Go over the entries below line by line, copying each one that contains the word "label".

Dataset excerpt:
# # # # #

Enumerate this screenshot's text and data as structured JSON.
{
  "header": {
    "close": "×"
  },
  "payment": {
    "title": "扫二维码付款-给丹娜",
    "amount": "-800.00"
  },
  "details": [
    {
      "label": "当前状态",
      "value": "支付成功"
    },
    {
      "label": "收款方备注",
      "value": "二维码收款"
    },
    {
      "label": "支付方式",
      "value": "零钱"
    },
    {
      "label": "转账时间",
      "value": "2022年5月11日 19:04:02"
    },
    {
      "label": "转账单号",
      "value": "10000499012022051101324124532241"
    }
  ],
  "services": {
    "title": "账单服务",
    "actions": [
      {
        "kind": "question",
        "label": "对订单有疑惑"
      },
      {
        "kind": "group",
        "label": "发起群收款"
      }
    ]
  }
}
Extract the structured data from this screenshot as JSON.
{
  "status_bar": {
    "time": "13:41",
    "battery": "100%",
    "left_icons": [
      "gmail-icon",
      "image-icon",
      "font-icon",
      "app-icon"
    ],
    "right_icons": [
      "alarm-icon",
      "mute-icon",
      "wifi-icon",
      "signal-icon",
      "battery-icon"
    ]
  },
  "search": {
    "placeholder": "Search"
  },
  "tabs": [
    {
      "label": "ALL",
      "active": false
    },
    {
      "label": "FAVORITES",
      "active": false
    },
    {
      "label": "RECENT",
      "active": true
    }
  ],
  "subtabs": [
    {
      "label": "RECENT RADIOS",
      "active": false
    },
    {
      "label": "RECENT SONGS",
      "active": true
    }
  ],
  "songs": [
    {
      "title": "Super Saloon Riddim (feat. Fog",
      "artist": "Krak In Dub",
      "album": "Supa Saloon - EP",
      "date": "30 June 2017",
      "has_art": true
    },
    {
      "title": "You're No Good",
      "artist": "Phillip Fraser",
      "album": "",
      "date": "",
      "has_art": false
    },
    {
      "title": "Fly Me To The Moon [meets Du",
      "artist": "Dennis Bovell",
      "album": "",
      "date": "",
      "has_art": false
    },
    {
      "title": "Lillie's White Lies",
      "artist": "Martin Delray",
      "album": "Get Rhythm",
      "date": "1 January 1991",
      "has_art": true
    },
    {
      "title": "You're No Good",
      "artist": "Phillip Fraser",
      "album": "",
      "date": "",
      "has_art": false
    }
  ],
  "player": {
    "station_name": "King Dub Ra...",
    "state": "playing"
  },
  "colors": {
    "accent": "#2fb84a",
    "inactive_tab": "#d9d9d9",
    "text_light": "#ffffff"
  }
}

# # # # #

Correct result ->
      "label": "当前状态",
      "label": "收款方备注",
      "label": "支付方式",
      "label": "转账时间",
      "label": "转账单号",
        "label": "对订单有疑惑"
        "label": "发起群收款"
      "label": "ALL",
      "label": "FAVORITES",
      "label": "RECENT",
      "label": "RECENT RADIOS",
      "label": "RECENT SONGS",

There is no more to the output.